▶ **Goal**
In the entries that follow, how many lines hold the string "into"? Give only that number.

▶ **Records for this task**

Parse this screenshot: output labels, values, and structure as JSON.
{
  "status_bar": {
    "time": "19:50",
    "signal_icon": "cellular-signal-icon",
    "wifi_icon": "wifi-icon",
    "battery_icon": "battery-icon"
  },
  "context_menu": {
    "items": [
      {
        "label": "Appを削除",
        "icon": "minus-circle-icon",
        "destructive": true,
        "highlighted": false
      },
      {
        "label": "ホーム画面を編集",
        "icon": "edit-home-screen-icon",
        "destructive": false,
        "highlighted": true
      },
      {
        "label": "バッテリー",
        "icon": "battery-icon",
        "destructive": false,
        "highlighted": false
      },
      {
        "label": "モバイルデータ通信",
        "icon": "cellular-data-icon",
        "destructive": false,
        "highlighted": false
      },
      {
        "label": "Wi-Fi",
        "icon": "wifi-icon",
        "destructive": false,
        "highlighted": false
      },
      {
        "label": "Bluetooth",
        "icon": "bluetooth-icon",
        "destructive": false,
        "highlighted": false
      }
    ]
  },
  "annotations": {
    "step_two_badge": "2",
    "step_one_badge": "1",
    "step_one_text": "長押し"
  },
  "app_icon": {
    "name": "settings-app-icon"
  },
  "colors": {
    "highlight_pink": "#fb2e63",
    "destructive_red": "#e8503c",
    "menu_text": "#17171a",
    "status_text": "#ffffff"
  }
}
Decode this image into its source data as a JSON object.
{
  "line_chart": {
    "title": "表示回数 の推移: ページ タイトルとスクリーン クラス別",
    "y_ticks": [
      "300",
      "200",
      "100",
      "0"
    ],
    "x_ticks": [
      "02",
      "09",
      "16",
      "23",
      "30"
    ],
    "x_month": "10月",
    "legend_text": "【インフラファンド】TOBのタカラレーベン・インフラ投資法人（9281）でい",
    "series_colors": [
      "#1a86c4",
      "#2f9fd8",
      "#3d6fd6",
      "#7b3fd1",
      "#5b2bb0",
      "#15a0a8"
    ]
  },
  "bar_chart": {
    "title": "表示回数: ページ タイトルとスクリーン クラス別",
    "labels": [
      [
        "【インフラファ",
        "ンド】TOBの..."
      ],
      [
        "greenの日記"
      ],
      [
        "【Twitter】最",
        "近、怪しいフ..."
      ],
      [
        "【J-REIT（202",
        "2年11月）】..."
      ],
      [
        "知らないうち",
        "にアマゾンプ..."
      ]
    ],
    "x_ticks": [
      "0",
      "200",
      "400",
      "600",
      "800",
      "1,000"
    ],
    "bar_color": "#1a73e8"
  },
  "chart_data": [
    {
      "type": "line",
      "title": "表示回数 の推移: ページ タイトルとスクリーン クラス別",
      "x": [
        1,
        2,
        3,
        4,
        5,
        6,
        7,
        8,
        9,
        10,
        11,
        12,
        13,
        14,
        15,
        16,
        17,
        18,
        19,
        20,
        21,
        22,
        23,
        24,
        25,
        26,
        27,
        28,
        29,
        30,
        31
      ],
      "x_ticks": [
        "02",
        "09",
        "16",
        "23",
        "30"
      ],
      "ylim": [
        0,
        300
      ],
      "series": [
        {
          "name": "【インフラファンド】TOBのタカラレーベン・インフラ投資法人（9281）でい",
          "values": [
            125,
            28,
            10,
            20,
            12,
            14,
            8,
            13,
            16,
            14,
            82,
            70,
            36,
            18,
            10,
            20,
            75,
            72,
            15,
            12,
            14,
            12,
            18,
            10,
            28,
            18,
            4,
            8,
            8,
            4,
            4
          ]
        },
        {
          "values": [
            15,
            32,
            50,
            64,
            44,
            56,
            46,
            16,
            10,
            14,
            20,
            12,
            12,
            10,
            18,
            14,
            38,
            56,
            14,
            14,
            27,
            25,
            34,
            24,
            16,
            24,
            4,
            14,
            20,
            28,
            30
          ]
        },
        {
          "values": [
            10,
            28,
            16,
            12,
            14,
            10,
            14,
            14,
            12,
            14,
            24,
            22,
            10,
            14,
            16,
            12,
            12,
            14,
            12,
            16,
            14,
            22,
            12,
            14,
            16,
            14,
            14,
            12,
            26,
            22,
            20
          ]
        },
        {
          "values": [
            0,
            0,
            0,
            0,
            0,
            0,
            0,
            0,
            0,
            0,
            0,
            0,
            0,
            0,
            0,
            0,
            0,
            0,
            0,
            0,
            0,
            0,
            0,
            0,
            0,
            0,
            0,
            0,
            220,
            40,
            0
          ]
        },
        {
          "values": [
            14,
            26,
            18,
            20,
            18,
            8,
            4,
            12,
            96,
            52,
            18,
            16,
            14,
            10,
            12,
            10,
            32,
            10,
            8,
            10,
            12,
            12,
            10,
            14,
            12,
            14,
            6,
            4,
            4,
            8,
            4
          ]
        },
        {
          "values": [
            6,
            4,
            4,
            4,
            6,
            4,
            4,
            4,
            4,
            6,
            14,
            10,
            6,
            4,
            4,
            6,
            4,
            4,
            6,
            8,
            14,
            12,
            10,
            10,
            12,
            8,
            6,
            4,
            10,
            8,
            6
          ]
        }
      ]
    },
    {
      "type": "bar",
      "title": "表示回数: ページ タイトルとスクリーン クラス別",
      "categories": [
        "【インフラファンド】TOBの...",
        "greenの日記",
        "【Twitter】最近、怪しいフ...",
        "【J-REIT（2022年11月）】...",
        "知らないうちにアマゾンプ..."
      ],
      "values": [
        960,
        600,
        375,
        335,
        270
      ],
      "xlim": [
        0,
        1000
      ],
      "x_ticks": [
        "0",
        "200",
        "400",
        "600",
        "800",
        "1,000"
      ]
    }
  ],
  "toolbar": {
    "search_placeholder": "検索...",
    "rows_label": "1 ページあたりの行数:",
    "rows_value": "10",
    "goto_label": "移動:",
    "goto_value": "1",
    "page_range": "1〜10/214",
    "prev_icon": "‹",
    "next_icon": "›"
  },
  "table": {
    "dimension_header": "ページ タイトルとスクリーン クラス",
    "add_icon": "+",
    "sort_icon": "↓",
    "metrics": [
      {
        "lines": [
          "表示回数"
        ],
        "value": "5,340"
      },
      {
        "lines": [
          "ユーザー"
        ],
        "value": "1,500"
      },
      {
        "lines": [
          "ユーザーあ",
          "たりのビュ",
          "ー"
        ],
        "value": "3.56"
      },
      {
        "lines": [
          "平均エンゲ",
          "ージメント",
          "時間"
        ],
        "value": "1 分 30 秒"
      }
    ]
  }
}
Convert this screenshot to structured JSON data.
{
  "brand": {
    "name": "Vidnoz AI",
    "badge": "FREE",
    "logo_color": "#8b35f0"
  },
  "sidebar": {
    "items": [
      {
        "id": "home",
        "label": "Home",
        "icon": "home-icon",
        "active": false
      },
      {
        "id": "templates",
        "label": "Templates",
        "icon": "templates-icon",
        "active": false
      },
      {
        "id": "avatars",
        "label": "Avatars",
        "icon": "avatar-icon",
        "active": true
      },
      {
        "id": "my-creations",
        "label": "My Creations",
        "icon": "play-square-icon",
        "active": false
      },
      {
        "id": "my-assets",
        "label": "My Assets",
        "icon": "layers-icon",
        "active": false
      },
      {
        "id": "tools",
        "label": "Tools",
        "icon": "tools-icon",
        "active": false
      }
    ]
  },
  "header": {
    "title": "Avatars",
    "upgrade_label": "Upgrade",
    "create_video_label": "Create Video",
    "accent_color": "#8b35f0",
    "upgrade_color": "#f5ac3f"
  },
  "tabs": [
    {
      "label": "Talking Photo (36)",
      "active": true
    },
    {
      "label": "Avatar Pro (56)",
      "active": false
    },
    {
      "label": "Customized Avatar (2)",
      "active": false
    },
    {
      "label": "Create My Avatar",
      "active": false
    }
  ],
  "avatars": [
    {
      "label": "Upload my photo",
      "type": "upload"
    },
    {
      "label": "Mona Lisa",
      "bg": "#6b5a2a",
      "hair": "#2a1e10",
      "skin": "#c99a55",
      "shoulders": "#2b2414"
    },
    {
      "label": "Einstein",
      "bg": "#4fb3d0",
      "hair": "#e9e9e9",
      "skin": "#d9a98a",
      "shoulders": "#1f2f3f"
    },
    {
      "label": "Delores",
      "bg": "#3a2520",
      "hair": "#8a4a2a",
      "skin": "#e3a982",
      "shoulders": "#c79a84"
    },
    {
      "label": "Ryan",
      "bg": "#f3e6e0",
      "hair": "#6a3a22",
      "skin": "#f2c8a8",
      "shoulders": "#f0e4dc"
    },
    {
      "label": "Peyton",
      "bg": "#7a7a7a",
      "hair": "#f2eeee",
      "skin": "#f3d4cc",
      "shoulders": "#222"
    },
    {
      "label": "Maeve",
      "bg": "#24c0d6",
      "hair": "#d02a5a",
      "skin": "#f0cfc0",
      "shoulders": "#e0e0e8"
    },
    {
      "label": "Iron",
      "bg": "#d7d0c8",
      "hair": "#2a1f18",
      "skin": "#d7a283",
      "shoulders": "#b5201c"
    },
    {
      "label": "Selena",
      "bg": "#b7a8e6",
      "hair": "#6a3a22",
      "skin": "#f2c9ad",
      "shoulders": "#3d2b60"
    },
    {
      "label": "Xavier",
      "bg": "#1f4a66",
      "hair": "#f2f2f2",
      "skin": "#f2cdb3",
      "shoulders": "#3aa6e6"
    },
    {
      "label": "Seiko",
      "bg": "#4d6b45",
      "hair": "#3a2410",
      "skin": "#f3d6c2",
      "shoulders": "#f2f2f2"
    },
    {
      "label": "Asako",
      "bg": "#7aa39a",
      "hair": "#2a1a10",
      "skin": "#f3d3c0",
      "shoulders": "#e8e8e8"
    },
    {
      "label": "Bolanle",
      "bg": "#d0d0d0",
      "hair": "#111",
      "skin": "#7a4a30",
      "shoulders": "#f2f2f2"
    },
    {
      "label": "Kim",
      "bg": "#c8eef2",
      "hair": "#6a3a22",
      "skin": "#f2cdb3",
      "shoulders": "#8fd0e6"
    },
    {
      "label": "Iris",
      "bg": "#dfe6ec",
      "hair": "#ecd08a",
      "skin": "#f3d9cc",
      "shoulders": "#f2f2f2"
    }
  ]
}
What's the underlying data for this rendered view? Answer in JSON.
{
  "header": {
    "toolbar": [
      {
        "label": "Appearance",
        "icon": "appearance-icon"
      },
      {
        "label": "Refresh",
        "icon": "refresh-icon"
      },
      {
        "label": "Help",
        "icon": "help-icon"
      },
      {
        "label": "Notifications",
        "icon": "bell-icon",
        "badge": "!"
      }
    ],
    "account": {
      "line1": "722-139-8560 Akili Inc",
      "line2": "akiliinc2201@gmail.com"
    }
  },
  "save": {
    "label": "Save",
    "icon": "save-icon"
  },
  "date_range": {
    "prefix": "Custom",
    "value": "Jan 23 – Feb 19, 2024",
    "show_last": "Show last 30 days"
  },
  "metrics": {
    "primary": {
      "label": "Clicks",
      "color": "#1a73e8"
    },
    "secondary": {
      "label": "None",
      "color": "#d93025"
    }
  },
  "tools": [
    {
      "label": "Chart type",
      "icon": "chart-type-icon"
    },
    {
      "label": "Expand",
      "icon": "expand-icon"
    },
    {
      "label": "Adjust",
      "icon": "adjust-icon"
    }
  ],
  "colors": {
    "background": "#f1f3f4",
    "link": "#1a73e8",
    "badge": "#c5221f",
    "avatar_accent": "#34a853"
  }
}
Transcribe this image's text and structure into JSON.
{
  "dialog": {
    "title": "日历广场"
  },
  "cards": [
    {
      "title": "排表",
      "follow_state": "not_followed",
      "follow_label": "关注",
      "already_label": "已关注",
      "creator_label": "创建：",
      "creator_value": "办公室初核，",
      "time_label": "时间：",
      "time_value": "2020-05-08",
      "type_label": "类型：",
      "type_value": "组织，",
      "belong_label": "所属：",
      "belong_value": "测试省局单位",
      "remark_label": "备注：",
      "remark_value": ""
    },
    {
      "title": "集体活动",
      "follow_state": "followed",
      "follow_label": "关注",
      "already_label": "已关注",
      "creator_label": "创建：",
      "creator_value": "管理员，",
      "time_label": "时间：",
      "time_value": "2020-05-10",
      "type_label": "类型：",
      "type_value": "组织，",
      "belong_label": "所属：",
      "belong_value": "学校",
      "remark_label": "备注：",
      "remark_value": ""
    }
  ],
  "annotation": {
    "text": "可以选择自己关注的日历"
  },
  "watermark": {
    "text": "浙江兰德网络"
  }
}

▶ **Correct result**
2